====== Data for this task

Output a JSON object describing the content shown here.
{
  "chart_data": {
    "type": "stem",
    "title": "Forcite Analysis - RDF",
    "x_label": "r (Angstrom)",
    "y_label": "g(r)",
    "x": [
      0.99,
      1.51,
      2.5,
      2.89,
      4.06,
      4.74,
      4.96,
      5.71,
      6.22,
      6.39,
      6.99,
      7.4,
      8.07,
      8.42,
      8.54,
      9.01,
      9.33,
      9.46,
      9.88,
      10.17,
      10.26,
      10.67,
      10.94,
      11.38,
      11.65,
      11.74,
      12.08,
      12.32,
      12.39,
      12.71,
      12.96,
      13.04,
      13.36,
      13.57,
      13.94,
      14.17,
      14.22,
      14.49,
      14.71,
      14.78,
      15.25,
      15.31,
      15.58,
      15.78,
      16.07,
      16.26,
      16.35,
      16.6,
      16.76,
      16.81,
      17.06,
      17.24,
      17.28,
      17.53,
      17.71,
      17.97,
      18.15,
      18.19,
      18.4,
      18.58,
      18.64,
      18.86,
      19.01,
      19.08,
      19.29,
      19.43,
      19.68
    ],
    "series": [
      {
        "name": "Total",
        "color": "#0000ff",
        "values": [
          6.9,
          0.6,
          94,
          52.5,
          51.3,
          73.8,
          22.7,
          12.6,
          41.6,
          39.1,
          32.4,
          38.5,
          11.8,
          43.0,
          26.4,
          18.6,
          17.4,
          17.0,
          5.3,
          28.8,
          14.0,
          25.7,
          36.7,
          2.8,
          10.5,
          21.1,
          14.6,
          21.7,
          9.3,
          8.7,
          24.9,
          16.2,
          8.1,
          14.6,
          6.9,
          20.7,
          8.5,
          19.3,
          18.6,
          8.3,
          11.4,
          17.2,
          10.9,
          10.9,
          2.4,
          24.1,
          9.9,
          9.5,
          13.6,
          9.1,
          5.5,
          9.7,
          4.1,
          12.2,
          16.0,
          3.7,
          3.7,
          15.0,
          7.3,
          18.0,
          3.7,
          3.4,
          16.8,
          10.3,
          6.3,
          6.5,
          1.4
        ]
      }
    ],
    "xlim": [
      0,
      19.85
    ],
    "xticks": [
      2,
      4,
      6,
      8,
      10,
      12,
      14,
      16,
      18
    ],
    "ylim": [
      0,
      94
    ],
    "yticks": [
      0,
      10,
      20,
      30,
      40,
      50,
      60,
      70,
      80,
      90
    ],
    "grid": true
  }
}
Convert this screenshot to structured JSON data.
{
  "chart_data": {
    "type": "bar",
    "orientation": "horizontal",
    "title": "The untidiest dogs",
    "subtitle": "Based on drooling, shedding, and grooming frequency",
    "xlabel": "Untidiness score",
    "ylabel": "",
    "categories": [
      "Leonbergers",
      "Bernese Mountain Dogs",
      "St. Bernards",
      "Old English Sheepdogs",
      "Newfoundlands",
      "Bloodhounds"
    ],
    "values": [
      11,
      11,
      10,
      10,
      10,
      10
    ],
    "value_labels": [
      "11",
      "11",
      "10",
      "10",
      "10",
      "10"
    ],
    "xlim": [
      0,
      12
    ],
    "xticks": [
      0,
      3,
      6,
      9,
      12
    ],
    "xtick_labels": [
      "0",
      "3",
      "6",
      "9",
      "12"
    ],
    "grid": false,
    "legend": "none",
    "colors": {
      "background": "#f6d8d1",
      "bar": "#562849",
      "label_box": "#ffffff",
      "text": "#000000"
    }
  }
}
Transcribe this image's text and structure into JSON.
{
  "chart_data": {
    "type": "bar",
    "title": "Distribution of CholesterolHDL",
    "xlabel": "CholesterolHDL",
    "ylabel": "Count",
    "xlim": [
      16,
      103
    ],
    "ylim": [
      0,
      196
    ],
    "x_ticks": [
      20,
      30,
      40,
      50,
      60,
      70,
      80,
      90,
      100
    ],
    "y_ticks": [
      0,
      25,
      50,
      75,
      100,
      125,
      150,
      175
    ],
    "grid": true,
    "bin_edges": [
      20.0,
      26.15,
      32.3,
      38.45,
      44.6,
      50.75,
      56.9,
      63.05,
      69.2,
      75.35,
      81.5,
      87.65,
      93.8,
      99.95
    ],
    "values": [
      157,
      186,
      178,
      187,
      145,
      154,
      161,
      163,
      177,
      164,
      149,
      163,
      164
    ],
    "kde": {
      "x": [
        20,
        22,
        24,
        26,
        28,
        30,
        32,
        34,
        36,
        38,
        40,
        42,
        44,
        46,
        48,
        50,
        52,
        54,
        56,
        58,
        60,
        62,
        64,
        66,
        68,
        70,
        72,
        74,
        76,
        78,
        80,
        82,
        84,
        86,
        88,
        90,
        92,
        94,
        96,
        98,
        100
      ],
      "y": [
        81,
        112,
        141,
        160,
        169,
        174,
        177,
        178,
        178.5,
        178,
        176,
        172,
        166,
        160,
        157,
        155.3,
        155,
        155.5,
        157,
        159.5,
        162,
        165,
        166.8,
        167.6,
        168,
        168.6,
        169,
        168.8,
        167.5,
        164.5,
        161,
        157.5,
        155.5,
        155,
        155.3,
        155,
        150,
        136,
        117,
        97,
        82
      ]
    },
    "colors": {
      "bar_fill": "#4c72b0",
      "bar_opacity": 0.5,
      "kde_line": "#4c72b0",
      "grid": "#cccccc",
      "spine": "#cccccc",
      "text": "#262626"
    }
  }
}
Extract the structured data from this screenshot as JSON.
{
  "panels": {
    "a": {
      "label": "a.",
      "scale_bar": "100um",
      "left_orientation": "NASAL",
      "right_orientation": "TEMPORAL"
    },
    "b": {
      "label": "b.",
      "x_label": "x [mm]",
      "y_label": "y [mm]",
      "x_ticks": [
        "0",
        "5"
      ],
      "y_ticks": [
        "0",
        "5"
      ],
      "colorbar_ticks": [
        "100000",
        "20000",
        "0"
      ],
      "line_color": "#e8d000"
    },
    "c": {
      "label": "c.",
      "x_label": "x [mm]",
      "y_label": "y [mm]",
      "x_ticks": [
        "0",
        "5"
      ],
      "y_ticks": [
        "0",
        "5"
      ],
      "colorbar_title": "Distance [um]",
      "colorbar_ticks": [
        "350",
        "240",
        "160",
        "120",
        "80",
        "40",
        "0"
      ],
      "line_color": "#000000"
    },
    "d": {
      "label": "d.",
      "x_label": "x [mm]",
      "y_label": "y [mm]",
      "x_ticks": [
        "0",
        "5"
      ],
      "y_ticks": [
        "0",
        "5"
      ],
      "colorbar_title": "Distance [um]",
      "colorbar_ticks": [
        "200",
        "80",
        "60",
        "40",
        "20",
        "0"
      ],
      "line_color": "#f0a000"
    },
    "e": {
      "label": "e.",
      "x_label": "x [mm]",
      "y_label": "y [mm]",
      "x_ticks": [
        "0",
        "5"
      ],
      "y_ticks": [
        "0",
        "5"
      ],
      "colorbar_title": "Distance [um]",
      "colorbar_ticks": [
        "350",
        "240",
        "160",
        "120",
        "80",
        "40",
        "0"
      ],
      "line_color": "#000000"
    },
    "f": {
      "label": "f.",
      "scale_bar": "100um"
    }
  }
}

============

Your goal:
Among the entries above, how many lines hold the string "structured"? Respond with nothing but the number.

Task response:
2